Task details:
Present every line in which the string "JSON" appears.

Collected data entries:
--*--

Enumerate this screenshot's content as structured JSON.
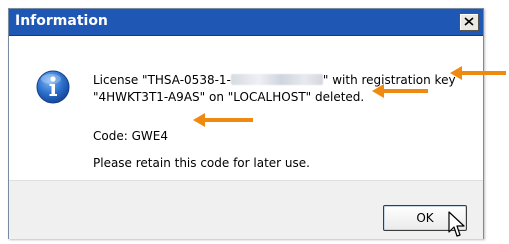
{
  "window": {
    "title": "Information",
    "close_label": "×"
  },
  "message": {
    "line1_prefix": "License \"THSA-0538-1-",
    "line1_suffix": "\" with registration key",
    "line2": "\"4HWKT3T1-A9AS\" on \"LOCALHOST\" deleted.",
    "code_line": "Code: GWE4",
    "retain_line": "Please retain this code for later use."
  },
  "buttons": {
    "ok_label": "OK"
  },
  "colors": {
    "titlebar": "#1f57b5",
    "annotation_arrow": "#f0890f",
    "info_icon": "#1f5fb8"
  },
  "icons": {
    "dialog_icon": "info-icon",
    "close": "close-icon",
    "pointer": "mouse-cursor-icon",
    "annotation": "arrow-left-icon"
  }
}
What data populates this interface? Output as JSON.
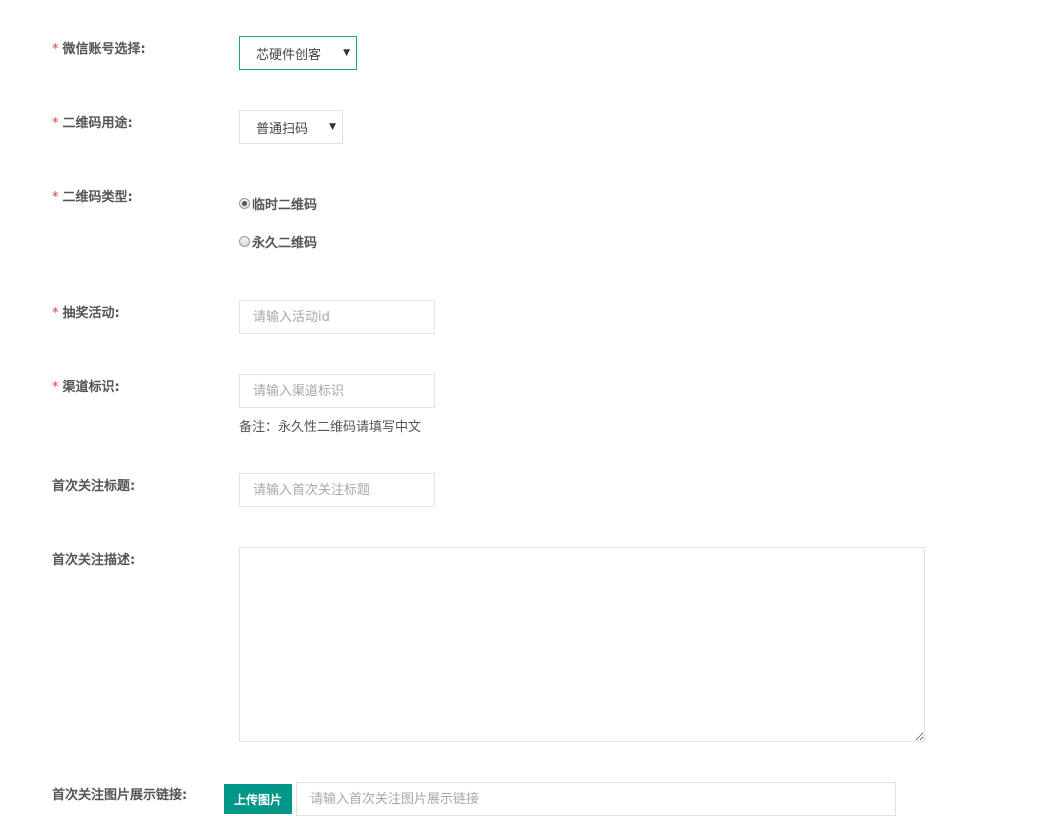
{
  "required_mark": "*",
  "wechat_account": {
    "label": "微信账号选择:",
    "value": "芯硬件创客",
    "caret": "▼"
  },
  "qr_usage": {
    "label": "二维码用途:",
    "value": "普通扫码",
    "caret": "▼"
  },
  "qr_type": {
    "label": "二维码类型:",
    "options": [
      {
        "label": "临时二维码",
        "checked": true
      },
      {
        "label": "永久二维码",
        "checked": false
      }
    ]
  },
  "lottery": {
    "label": "抽奖活动:",
    "placeholder": "请输入活动id"
  },
  "channel": {
    "label": "渠道标识:",
    "placeholder": "请输入渠道标识",
    "note": "备注：永久性二维码请填写中文"
  },
  "first_follow_title": {
    "label": "首次关注标题:",
    "placeholder": "请输入首次关注标题"
  },
  "first_follow_desc": {
    "label": "首次关注描述:"
  },
  "first_follow_image": {
    "label": "首次关注图片展示链接:",
    "upload_label": "上传图片",
    "placeholder": "请输入首次关注图片展示链接"
  },
  "colors": {
    "accent": "#009688",
    "focus_border": "#1aa094",
    "required": "#e04040"
  }
}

--*--

Exercise solution:
Enumerate this screenshot's content as structured JSON.
What data populates this interface? Output as JSON.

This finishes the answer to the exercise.